▶ [What the task asks] Below are the records; copy each line in them that holds the word "alignment".
***
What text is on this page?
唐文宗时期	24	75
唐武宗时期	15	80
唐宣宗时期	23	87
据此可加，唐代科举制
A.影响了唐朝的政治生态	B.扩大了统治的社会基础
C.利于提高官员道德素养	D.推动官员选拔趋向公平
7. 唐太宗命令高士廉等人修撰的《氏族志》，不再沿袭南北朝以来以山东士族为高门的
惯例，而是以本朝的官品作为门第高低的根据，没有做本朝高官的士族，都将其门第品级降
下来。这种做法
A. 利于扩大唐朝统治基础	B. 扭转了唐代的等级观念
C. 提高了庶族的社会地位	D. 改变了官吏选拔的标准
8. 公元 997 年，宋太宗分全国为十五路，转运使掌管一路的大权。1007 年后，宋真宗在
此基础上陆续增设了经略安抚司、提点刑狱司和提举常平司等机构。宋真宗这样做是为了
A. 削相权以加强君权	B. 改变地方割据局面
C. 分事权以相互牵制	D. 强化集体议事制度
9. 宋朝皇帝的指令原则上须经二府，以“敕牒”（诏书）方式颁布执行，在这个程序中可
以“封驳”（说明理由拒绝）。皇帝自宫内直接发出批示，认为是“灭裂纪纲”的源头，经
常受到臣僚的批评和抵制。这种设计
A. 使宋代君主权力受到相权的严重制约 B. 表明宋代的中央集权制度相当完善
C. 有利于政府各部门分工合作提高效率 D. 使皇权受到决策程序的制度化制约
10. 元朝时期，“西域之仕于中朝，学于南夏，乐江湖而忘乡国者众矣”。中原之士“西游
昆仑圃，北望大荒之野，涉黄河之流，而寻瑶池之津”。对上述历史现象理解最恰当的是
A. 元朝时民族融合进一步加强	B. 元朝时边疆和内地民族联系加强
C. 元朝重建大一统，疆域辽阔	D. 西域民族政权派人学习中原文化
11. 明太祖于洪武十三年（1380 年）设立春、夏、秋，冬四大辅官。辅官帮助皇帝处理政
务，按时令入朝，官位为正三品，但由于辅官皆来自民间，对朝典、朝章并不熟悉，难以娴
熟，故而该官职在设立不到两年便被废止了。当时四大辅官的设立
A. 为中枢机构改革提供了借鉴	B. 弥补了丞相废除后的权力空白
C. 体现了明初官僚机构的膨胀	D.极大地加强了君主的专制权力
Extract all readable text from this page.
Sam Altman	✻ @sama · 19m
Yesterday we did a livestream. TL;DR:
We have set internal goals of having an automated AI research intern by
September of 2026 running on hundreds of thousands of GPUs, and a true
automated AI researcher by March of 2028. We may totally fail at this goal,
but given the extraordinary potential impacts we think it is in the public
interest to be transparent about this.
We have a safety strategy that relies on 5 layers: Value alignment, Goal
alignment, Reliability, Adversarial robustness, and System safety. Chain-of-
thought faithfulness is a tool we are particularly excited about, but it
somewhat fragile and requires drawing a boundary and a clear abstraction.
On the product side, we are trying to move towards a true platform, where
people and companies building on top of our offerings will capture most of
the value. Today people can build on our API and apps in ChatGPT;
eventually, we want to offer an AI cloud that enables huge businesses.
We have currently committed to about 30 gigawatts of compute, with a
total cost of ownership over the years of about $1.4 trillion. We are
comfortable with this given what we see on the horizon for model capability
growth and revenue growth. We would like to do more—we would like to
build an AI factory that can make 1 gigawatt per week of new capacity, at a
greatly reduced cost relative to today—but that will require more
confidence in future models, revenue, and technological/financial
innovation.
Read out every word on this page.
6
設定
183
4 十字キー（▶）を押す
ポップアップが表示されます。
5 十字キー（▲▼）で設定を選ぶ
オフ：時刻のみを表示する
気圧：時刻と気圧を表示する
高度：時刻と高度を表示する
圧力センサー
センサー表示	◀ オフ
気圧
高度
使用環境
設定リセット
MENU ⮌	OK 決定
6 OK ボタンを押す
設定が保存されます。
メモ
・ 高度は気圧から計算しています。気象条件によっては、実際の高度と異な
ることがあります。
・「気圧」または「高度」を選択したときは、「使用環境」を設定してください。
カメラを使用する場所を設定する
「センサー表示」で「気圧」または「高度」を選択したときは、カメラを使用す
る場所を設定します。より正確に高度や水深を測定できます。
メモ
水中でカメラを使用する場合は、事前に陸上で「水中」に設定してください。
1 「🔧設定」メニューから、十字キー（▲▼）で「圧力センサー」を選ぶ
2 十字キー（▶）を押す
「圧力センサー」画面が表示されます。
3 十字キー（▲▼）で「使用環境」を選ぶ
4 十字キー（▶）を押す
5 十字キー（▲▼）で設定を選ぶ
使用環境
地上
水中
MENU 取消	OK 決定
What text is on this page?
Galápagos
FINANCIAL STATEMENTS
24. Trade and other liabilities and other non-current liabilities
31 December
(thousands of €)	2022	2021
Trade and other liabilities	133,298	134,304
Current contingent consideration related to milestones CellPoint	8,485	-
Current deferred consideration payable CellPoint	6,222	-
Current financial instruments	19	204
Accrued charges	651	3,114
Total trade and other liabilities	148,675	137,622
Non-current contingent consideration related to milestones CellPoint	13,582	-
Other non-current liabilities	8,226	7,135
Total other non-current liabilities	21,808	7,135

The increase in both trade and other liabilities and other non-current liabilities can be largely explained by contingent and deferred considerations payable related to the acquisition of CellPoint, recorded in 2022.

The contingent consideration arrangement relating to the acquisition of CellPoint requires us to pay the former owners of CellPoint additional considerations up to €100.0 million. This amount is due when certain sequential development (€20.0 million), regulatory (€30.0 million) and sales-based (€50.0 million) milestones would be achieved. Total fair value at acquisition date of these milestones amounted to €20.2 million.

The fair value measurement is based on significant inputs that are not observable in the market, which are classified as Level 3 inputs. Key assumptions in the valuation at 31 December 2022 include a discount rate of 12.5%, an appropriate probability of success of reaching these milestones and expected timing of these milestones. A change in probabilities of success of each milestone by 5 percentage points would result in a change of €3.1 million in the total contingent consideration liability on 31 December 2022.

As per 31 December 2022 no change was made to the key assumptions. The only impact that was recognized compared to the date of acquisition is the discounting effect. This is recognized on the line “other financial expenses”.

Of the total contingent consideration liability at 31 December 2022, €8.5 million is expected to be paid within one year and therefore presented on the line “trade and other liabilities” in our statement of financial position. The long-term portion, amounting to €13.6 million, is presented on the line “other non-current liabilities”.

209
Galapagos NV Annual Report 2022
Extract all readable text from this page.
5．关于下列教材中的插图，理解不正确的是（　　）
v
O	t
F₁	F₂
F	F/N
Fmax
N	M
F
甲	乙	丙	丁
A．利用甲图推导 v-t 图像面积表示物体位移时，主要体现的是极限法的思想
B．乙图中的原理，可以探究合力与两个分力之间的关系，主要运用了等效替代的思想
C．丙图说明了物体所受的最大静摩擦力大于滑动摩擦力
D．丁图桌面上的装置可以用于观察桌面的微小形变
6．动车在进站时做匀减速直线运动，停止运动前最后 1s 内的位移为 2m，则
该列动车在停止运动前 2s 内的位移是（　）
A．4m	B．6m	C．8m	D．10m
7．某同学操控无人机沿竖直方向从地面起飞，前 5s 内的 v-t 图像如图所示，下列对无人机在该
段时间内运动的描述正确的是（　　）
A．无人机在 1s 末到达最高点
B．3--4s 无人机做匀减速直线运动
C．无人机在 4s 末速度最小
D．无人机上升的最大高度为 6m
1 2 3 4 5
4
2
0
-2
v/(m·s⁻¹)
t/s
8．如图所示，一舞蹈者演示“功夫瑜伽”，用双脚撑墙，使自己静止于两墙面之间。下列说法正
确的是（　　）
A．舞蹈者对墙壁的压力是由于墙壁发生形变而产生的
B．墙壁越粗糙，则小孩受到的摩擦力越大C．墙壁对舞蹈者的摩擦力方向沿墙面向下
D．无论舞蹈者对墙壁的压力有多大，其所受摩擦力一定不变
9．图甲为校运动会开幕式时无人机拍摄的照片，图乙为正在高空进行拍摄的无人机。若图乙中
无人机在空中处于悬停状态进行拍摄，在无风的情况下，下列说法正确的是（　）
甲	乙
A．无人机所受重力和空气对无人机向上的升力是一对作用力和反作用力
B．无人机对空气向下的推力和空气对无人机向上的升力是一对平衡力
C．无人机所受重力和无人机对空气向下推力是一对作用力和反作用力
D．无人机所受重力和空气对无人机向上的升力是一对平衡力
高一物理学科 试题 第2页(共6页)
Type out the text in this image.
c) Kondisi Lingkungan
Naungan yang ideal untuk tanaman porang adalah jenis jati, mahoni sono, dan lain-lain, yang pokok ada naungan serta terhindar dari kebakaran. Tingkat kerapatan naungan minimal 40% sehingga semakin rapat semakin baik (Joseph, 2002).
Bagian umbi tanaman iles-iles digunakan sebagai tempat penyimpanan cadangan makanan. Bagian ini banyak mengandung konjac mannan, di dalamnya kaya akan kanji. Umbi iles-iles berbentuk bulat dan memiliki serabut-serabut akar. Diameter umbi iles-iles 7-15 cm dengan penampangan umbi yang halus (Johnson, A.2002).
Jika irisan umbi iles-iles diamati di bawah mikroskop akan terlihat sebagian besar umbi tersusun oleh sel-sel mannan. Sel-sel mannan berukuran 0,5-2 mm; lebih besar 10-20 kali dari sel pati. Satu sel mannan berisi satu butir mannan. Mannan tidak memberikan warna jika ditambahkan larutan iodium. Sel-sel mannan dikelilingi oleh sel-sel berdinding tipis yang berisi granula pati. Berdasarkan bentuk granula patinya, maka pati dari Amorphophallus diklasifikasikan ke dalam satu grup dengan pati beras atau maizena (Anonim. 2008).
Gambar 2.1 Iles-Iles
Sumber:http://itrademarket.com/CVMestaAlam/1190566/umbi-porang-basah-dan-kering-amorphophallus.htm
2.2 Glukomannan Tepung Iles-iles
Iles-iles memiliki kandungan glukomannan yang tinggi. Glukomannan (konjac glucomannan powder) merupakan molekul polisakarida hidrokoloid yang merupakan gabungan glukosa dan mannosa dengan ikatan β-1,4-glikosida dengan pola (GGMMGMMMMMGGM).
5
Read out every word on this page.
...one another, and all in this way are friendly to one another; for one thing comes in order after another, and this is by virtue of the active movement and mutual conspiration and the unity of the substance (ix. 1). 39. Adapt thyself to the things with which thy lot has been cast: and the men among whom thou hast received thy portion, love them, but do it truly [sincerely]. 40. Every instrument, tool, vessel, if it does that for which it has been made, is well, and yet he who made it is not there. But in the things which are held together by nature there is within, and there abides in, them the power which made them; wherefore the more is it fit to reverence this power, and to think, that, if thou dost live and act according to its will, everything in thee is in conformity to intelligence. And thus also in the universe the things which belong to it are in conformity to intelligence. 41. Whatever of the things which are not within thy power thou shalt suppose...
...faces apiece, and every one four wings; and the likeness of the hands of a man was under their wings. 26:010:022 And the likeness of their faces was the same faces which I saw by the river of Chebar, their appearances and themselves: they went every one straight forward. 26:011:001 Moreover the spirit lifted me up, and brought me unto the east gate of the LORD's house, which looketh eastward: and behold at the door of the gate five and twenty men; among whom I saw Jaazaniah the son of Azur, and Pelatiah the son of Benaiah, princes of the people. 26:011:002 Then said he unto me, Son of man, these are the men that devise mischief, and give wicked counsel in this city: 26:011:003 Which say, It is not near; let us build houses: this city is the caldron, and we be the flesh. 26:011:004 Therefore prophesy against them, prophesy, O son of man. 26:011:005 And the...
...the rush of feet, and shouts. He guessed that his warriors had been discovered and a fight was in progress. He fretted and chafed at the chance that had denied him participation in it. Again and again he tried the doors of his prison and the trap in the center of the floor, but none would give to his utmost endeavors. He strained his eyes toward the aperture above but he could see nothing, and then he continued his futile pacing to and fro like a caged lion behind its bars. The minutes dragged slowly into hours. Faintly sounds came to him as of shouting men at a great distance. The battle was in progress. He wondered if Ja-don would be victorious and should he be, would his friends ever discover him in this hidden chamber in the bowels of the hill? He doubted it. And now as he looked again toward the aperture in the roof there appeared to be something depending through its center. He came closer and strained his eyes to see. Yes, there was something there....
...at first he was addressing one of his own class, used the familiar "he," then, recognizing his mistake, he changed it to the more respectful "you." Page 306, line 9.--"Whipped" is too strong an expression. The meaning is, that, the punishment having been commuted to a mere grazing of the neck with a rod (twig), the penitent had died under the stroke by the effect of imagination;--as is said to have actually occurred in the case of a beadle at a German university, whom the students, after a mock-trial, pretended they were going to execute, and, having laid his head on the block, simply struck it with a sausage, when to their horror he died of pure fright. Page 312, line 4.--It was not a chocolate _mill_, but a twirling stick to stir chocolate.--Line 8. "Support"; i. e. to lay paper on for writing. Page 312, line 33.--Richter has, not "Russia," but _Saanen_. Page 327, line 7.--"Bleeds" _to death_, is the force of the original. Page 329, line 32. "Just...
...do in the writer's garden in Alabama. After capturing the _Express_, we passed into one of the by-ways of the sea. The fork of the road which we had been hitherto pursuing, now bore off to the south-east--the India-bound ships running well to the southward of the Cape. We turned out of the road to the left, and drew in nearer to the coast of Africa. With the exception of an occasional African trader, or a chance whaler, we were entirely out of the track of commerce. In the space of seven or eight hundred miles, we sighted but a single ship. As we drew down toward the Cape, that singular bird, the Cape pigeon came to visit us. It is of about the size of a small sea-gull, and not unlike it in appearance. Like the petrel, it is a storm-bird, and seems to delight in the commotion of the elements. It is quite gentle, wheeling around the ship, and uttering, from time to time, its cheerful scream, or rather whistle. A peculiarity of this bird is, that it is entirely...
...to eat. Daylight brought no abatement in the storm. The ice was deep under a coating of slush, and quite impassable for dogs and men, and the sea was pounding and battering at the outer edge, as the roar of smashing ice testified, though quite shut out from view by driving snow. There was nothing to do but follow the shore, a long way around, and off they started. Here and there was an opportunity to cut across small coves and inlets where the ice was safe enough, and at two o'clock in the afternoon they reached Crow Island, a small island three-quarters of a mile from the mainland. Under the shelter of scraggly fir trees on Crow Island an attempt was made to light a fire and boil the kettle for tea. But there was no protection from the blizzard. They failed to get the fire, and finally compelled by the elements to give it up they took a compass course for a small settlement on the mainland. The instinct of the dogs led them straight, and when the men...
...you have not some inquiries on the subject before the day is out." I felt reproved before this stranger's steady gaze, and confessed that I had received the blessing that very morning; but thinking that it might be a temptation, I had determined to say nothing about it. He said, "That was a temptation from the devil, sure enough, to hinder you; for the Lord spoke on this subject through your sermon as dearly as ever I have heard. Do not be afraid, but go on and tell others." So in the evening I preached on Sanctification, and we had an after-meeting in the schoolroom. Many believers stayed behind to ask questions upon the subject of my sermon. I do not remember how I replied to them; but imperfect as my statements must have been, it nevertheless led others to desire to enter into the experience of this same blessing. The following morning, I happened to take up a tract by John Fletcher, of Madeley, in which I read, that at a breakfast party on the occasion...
***
▶ [Result for this task]
We have a safety strategy that relies on 5 layers: Value alignment, Goal
alignment, Reliability, Adversarial robustness, and System safety. Chain-of-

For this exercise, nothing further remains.